## begin SOURCE DATA

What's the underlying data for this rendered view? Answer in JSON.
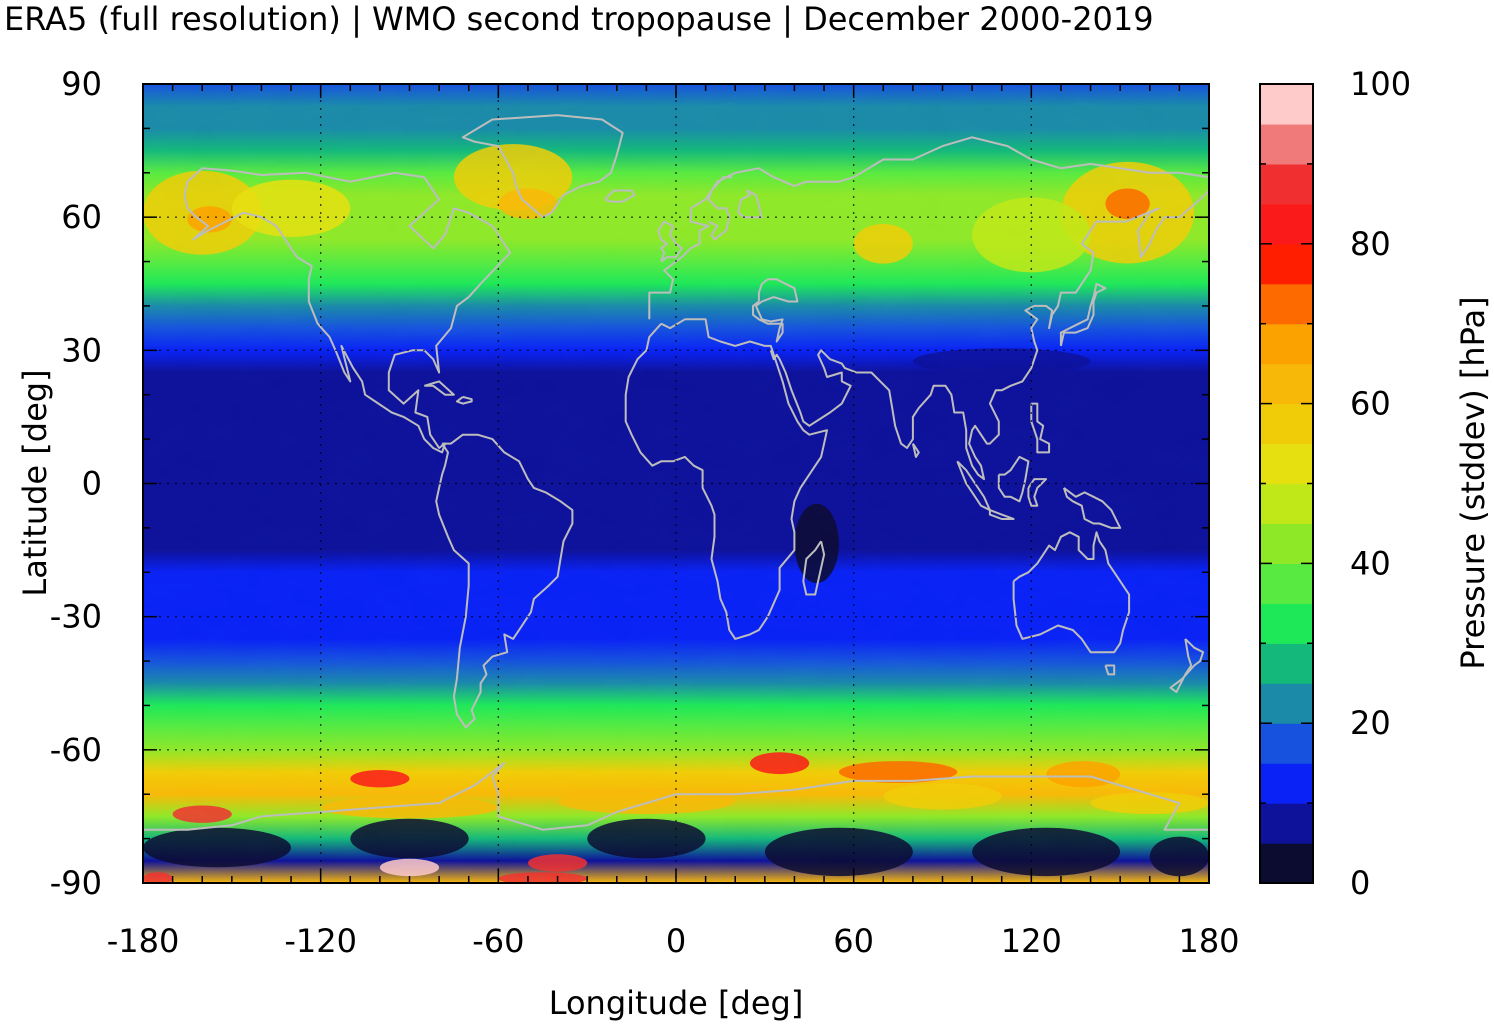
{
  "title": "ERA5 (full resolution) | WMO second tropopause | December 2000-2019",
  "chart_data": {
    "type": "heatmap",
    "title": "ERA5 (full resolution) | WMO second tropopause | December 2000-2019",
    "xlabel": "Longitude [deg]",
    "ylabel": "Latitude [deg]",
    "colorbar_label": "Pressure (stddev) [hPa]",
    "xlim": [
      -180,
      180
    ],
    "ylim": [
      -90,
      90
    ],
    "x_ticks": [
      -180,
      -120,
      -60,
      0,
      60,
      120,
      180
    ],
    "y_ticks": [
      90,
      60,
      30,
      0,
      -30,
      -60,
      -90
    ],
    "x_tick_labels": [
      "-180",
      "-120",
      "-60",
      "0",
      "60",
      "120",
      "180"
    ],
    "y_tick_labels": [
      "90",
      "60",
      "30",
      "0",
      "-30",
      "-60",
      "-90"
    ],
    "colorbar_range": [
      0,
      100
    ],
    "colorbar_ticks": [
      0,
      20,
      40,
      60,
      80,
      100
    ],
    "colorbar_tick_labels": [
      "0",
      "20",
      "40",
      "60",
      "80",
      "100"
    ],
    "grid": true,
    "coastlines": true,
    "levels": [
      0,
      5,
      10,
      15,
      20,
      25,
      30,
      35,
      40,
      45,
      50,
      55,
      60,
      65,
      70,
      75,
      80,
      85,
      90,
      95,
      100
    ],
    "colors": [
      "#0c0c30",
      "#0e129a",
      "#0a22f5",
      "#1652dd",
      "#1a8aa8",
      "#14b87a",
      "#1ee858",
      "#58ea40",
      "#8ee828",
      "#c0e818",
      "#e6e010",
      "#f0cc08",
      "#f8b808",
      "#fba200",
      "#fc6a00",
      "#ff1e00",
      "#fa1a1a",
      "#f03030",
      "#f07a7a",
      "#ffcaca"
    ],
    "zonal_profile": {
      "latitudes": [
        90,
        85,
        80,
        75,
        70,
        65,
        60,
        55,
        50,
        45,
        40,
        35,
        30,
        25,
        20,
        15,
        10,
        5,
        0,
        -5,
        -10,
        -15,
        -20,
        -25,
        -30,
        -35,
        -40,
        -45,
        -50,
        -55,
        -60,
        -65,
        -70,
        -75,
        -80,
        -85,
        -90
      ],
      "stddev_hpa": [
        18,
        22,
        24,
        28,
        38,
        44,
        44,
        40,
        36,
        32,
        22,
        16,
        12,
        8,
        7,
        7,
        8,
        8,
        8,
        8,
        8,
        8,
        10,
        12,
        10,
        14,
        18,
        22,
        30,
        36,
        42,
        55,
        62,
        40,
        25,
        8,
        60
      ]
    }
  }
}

## end SOURCE DATA

EXERCISE REQUIREMENTS: Quote the entries above word for word. Leave the images out.

RESPONSE TO THIS TASK:
What's the underlying data for this rendered view? Answer in JSON.
{
  "title": "ERA5 (full resolution) | WMO second tropopause | December 2000-2019",
  "chart_data": {
    "type": "heatmap",
    "title": "ERA5 (full resolution) | WMO second tropopause | December 2000-2019",
    "xlabel": "Longitude [deg]",
    "ylabel": "Latitude [deg]",
    "colorbar_label": "Pressure (stddev) [hPa]",
    "xlim": [
      -180,
      180
    ],
    "ylim": [
      -90,
      90
    ],
    "x_ticks": [
      -180,
      -120,
      -60,
      0,
      60,
      120,
      180
    ],
    "y_ticks": [
      90,
      60,
      30,
      0,
      -30,
      -60,
      -90
    ],
    "x_tick_labels": [
      "-180",
      "-120",
      "-60",
      "0",
      "60",
      "120",
      "180"
    ],
    "y_tick_labels": [
      "90",
      "60",
      "30",
      "0",
      "-30",
      "-60",
      "-90"
    ],
    "colorbar_range": [
      0,
      100
    ],
    "colorbar_ticks": [
      0,
      20,
      40,
      60,
      80,
      100
    ],
    "colorbar_tick_labels": [
      "0",
      "20",
      "40",
      "60",
      "80",
      "100"
    ],
    "grid": true,
    "coastlines": true,
    "levels": [
      0,
      5,
      10,
      15,
      20,
      25,
      30,
      35,
      40,
      45,
      50,
      55,
      60,
      65,
      70,
      75,
      80,
      85,
      90,
      95,
      100
    ],
    "colors": [
      "#0c0c30",
      "#0e129a",
      "#0a22f5",
      "#1652dd",
      "#1a8aa8",
      "#14b87a",
      "#1ee858",
      "#58ea40",
      "#8ee828",
      "#c0e818",
      "#e6e010",
      "#f0cc08",
      "#f8b808",
      "#fba200",
      "#fc6a00",
      "#ff1e00",
      "#fa1a1a",
      "#f03030",
      "#f07a7a",
      "#ffcaca"
    ],
    "zonal_profile": {
      "latitudes": [
        90,
        85,
        80,
        75,
        70,
        65,
        60,
        55,
        50,
        45,
        40,
        35,
        30,
        25,
        20,
        15,
        10,
        5,
        0,
        -5,
        -10,
        -15,
        -20,
        -25,
        -30,
        -35,
        -40,
        -45,
        -50,
        -55,
        -60,
        -65,
        -70,
        -75,
        -80,
        -85,
        -90
      ],
      "stddev_hpa": [
        18,
        22,
        24,
        28,
        38,
        44,
        44,
        40,
        36,
        32,
        22,
        16,
        12,
        8,
        7,
        7,
        8,
        8,
        8,
        8,
        8,
        8,
        10,
        12,
        10,
        14,
        18,
        22,
        30,
        36,
        42,
        55,
        62,
        40,
        25,
        8,
        60
      ]
    }
  }
}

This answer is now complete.